Directions for this task ▸ Every line of the material that follows must be printed again exactly.
─── Raw data ───
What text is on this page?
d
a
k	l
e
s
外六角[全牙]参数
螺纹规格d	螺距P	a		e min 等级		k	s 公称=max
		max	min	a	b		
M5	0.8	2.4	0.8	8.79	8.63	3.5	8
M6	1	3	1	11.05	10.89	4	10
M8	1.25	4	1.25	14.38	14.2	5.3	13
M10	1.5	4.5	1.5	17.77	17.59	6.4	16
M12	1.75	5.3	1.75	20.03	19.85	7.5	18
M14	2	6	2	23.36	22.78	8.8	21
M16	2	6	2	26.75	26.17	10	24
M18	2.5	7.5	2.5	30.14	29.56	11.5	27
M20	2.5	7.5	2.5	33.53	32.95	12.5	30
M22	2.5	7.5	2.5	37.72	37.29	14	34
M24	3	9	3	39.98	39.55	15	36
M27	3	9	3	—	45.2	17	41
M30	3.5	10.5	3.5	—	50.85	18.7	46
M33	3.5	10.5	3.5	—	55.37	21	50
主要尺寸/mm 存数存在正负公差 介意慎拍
───
Finished exercise ▸
What text is on this page?
d
a
k	l
e
s
外六角[全牙]参数
螺纹规格d	螺距P	a		e min 等级		k	s 公称=max
		max	min	a	b		
M5	0.8	2.4	0.8	8.79	8.63	3.5	8
M6	1	3	1	11.05	10.89	4	10
M8	1.25	4	1.25	14.38	14.2	5.3	13
M10	1.5	4.5	1.5	17.77	17.59	6.4	16
M12	1.75	5.3	1.75	20.03	19.85	7.5	18
M14	2	6	2	23.36	22.78	8.8	21
M16	2	6	2	26.75	26.17	10	24
M18	2.5	7.5	2.5	30.14	29.56	11.5	27
M20	2.5	7.5	2.5	33.53	32.95	12.5	30
M22	2.5	7.5	2.5	37.72	37.29	14	34
M24	3	9	3	39.98	39.55	15	36
M27	3	9	3	—	45.2	17	41
M30	3.5	10.5	3.5	—	50.85	18.7	46
M33	3.5	10.5	3.5	—	55.37	21	50
主要尺寸/mm 存数存在正负公差 介意慎拍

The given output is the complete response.